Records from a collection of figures

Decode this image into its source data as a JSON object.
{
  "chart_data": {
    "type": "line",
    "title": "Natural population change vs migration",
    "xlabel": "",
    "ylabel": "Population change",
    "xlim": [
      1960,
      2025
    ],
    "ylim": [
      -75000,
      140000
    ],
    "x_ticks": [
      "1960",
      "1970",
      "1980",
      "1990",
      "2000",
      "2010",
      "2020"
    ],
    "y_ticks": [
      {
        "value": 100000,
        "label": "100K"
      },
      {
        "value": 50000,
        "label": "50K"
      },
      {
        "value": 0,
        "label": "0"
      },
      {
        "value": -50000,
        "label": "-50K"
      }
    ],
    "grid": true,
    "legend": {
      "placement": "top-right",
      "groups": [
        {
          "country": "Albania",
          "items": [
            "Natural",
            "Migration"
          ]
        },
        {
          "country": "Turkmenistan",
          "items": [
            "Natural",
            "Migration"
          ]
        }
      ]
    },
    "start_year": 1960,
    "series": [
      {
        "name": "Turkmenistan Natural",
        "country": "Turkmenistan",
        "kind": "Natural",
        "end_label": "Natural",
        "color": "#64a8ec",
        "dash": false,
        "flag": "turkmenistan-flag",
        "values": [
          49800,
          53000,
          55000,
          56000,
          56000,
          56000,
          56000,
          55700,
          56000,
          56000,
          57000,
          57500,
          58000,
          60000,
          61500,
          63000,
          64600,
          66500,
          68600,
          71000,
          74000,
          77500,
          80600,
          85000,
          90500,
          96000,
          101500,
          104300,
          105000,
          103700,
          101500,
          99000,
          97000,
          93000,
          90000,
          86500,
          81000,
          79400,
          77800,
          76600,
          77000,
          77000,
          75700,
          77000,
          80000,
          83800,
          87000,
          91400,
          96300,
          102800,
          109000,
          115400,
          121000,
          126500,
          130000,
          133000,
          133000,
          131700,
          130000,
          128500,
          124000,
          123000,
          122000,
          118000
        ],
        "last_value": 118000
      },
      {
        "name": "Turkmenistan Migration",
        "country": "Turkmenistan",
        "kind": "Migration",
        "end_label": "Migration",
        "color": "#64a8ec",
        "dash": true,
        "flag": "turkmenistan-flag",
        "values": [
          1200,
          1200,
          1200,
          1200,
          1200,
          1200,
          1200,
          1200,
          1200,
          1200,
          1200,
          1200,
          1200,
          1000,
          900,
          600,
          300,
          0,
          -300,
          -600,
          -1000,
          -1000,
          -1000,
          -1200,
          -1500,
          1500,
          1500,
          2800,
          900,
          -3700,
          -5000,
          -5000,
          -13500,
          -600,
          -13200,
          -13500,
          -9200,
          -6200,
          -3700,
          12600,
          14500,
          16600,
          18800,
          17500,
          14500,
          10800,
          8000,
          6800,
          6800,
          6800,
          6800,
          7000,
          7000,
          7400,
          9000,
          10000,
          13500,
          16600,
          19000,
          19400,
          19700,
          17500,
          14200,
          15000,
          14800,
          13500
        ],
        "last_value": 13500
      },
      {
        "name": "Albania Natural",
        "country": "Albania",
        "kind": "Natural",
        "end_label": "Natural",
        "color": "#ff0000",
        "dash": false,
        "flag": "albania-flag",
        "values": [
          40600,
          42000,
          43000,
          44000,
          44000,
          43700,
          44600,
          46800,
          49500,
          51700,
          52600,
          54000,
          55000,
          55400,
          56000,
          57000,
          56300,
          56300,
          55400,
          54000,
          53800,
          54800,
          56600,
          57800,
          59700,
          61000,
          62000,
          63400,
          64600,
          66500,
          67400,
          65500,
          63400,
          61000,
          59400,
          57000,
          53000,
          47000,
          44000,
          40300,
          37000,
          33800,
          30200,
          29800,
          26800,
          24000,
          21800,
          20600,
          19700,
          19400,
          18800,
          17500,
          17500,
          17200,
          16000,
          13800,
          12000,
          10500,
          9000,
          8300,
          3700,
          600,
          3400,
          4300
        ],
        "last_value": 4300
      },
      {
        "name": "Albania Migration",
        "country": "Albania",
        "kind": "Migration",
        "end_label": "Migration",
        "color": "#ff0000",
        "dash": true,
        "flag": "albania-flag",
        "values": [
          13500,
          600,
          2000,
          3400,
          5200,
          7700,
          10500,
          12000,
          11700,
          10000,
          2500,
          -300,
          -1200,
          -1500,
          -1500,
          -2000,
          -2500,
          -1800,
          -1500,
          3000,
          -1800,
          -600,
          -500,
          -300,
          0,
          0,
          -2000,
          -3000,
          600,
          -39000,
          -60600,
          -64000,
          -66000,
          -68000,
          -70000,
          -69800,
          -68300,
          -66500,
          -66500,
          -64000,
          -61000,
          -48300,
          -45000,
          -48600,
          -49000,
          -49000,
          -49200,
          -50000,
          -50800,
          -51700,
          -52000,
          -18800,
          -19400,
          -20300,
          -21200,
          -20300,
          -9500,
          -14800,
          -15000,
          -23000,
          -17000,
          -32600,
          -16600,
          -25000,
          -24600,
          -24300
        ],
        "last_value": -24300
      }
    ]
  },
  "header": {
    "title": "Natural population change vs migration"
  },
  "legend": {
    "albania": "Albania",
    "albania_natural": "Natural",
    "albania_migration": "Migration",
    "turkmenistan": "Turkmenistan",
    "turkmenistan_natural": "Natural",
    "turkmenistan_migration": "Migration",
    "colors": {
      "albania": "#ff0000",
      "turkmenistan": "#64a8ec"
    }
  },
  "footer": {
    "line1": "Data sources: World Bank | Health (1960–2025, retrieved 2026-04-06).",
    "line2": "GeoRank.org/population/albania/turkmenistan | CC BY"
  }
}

TASK OBJECTIVE: Within the listing above, find every line containing the string "Natural" and return it.

SOLUTION:
    "title": "Natural population change vs migration",
            "Natural",
            "Natural",
        "name": "Turkmenistan Natural",
        "kind": "Natural",
        "end_label": "Natural",
        "name": "Albania Natural",
        "kind": "Natural",
        "end_label": "Natural",
    "title": "Natural population change vs migration"
    "albania_natural": "Natural",
    "turkmenistan_natural": "Natural",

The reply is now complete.